** START Items **

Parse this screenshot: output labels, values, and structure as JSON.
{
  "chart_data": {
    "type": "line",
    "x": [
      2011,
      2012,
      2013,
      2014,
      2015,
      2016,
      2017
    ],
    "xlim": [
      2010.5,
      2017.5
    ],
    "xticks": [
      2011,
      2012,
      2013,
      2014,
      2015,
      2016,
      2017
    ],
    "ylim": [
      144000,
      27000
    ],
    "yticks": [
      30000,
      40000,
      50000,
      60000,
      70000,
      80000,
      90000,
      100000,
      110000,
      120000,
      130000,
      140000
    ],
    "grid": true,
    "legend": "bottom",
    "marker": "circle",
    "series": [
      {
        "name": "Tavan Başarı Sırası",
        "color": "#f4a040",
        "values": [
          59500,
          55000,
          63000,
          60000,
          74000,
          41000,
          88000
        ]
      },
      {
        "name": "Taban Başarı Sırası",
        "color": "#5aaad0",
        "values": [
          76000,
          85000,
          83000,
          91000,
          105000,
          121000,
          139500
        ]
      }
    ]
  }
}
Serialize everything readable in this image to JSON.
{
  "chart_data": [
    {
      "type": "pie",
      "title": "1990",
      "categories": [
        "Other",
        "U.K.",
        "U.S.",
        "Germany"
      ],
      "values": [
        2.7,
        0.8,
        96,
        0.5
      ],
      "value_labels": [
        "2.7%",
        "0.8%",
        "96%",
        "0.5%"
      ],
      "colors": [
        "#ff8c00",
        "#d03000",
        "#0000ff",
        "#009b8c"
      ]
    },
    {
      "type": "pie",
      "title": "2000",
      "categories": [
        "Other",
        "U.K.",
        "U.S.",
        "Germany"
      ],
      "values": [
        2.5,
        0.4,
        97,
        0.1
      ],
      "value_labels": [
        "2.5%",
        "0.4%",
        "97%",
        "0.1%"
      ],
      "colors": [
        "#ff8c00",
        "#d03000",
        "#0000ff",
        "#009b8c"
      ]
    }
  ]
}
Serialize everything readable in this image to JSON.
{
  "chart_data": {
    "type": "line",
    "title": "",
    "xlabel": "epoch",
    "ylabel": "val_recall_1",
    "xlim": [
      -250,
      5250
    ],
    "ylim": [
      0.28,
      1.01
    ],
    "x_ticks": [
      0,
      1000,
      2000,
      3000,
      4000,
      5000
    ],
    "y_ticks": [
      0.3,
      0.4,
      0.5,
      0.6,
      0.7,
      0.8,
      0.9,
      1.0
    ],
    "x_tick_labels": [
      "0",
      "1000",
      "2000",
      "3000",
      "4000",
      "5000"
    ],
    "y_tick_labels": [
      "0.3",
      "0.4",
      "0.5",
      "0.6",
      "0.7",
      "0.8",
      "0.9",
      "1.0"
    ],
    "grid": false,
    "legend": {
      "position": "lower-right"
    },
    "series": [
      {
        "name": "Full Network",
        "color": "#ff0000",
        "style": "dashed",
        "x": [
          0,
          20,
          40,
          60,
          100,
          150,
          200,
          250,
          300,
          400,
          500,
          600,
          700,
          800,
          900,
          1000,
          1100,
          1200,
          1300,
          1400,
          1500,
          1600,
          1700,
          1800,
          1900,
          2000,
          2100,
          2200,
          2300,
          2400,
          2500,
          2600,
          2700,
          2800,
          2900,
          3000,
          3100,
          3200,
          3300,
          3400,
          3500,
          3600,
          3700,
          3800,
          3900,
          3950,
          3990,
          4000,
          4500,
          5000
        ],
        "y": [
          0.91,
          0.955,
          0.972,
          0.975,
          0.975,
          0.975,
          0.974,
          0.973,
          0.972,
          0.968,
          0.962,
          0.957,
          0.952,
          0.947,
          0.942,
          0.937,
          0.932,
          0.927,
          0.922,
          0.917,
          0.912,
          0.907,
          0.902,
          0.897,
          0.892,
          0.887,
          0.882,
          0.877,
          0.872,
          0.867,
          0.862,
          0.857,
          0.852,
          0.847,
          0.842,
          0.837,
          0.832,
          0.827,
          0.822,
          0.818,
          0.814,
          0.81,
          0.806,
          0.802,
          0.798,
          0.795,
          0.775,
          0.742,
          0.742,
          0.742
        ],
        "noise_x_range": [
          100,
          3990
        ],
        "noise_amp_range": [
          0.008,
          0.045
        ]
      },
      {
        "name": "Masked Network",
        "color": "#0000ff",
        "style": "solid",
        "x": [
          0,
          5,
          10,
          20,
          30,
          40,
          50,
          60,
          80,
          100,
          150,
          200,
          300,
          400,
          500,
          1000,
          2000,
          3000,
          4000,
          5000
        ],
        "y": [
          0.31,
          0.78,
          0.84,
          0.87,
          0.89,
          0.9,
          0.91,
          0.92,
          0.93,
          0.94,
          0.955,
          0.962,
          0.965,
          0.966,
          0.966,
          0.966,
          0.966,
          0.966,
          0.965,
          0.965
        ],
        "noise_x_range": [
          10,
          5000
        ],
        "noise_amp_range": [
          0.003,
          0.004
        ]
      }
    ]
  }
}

** END Items **
** START Items **

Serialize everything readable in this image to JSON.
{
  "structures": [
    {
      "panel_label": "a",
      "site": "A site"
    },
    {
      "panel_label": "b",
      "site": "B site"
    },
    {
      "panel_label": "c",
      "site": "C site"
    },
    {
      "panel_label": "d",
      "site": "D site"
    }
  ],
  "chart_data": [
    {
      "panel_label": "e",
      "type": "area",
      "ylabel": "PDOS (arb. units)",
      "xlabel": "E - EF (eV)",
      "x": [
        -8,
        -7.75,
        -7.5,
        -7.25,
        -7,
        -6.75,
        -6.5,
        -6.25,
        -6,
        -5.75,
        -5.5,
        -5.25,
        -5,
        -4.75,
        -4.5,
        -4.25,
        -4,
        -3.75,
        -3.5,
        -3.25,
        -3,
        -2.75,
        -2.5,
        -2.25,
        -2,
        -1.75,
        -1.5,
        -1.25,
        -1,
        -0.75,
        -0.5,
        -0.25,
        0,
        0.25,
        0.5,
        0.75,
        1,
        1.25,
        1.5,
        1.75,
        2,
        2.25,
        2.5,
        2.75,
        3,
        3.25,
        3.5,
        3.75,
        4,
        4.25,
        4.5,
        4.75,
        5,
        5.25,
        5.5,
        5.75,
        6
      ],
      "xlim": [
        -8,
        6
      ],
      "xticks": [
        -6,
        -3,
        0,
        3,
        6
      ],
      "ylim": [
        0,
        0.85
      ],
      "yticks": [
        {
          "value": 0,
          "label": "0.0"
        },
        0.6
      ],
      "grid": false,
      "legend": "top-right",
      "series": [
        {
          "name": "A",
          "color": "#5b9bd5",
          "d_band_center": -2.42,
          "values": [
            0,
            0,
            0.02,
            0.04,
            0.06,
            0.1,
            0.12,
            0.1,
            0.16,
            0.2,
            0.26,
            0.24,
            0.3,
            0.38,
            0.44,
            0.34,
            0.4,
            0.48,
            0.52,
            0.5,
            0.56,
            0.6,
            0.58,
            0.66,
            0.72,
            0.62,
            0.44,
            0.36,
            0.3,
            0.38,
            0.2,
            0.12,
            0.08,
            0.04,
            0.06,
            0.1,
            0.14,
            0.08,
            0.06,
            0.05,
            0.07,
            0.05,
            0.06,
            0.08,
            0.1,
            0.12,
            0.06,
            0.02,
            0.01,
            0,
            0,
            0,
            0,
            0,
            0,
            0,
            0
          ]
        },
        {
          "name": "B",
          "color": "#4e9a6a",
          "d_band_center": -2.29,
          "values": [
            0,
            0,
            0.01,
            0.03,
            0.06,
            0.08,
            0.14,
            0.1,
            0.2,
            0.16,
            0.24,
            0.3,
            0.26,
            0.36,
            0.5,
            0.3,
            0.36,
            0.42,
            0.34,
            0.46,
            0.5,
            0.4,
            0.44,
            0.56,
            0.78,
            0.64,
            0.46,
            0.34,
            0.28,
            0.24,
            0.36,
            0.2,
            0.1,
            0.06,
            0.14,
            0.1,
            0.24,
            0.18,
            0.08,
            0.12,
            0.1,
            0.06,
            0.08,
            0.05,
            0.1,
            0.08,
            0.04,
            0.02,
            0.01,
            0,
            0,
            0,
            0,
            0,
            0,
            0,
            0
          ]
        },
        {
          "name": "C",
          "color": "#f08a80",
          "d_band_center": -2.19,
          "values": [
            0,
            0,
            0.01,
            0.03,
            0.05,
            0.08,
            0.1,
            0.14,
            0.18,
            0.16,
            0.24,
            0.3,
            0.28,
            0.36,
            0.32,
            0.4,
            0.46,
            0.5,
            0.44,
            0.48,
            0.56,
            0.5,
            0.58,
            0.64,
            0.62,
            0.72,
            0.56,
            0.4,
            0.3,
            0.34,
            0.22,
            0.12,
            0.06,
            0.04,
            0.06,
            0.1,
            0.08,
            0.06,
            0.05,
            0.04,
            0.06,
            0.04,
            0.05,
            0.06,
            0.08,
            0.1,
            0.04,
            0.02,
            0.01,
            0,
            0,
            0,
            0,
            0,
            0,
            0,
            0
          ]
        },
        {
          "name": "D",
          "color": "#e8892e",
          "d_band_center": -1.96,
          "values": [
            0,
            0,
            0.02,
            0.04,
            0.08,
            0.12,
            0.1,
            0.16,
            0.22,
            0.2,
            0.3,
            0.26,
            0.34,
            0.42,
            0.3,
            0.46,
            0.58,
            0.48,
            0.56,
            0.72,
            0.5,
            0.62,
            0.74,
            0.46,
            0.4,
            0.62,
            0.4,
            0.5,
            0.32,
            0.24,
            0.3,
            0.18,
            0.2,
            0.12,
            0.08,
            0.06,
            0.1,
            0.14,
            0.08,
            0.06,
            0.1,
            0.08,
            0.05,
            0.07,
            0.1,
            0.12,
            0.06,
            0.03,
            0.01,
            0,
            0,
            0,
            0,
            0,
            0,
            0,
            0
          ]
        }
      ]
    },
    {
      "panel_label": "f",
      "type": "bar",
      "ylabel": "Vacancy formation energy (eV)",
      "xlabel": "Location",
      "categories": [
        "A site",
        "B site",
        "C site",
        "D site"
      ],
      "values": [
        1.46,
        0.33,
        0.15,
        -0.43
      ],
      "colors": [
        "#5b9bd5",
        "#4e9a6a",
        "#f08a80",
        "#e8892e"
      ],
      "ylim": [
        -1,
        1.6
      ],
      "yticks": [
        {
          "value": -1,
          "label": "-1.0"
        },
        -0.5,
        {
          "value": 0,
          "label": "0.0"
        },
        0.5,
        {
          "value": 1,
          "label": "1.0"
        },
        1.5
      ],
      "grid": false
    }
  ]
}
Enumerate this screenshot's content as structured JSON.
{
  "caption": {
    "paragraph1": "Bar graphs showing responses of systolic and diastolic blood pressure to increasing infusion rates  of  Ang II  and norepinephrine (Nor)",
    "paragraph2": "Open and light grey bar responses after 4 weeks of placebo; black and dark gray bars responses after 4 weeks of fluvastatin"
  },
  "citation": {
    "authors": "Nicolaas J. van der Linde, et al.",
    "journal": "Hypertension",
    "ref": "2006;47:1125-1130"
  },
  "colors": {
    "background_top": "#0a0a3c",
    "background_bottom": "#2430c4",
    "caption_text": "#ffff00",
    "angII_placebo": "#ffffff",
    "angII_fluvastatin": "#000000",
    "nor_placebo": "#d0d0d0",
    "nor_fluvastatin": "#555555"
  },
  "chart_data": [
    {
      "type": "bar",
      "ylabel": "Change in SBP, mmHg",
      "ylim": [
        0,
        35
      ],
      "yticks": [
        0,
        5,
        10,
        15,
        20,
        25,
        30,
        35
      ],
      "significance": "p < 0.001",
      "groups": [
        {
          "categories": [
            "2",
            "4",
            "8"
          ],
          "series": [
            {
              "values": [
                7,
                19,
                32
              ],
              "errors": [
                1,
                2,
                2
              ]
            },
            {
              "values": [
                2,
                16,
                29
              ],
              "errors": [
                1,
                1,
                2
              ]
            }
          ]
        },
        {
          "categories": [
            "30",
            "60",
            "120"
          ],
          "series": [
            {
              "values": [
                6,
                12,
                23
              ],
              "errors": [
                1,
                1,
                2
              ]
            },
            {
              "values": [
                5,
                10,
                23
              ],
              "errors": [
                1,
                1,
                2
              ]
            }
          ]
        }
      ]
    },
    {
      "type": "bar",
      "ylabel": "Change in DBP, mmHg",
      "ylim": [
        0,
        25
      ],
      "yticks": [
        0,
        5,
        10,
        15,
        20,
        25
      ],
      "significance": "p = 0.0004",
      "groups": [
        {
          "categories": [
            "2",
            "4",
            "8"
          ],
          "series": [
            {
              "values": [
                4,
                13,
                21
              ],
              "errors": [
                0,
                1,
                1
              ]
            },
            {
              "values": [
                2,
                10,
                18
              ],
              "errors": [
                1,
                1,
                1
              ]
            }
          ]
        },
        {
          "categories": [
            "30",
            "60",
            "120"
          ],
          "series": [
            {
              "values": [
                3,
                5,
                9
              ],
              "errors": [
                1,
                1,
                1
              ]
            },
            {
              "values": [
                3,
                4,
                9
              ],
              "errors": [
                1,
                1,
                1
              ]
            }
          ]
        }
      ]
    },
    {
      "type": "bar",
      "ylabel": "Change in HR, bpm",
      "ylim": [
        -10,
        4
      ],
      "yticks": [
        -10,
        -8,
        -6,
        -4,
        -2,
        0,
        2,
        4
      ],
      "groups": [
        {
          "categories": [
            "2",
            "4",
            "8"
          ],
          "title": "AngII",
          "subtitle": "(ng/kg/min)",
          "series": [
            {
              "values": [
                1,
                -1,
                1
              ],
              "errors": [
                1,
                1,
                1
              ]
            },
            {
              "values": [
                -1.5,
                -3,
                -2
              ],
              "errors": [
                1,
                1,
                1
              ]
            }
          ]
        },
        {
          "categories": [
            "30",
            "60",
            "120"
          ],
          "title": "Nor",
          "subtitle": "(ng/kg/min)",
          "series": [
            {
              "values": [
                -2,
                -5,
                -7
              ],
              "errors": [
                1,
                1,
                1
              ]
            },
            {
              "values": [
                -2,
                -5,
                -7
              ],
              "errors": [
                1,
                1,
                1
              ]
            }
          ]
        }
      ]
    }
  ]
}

** END Items **
** START Items **

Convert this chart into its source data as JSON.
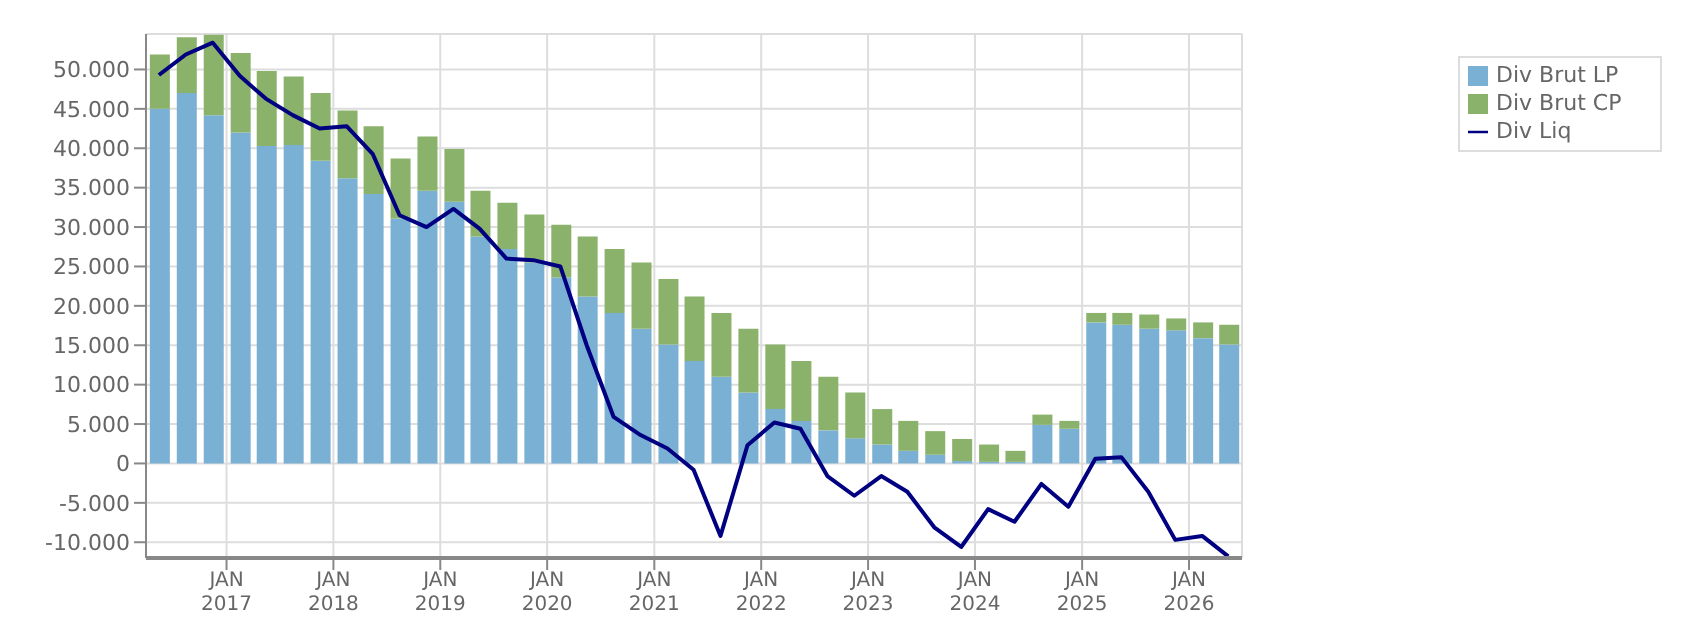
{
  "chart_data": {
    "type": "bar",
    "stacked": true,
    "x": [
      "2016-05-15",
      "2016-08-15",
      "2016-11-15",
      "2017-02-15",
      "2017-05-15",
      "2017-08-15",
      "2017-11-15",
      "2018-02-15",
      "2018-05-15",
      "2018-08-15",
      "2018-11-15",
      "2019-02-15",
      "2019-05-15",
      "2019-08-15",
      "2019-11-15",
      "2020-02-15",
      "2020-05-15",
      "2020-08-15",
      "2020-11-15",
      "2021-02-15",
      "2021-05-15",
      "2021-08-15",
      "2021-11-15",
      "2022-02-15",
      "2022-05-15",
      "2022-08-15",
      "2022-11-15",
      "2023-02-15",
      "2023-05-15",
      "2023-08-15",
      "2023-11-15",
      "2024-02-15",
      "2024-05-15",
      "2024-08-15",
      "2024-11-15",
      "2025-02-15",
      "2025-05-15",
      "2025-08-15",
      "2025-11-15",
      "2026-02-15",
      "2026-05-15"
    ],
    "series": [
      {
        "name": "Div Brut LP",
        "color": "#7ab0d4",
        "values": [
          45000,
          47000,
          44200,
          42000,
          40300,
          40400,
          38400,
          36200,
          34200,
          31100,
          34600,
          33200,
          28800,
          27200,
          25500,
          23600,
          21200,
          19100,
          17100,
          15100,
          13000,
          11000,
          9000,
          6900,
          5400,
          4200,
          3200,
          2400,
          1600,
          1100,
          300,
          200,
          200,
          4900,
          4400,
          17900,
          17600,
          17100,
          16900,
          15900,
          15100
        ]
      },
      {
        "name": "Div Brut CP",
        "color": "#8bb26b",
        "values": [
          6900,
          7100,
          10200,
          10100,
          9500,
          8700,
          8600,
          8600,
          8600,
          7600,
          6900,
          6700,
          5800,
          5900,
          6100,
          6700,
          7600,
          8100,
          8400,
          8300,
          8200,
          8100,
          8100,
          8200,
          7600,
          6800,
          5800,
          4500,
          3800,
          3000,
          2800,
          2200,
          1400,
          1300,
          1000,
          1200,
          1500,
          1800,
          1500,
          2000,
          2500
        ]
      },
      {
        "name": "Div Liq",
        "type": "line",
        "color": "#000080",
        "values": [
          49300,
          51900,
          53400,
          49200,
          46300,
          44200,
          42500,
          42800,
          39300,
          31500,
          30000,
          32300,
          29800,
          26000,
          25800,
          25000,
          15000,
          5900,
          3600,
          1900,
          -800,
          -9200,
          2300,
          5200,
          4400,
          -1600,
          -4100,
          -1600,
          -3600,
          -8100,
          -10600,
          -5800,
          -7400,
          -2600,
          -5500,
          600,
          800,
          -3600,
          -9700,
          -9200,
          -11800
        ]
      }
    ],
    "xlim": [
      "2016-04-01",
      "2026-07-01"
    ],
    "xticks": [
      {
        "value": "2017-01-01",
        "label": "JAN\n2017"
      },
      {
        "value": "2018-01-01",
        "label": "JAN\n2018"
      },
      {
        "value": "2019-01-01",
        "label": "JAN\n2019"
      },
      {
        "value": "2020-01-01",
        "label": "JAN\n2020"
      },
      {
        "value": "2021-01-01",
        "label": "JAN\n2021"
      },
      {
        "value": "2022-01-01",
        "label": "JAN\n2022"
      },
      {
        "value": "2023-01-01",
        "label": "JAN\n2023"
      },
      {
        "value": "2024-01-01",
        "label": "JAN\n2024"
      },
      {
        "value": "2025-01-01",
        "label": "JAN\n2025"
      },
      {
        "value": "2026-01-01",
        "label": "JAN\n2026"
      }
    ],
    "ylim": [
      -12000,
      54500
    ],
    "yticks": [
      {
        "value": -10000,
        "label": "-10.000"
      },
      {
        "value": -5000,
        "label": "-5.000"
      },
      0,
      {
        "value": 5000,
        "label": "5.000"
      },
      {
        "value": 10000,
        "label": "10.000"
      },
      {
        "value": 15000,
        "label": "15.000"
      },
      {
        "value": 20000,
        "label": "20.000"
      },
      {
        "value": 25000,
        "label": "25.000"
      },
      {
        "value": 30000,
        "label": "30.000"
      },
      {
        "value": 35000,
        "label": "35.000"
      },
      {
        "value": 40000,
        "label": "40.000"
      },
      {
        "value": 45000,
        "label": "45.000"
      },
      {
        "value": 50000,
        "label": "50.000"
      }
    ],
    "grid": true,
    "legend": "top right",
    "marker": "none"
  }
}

** END Items **

# Objective
Copy out every line of the data that includes the word "xlabel".

# Written solution
    "xlabel": "epoch",
      "xlabel": "E - EF (eV)",
      "xlabel": "Location",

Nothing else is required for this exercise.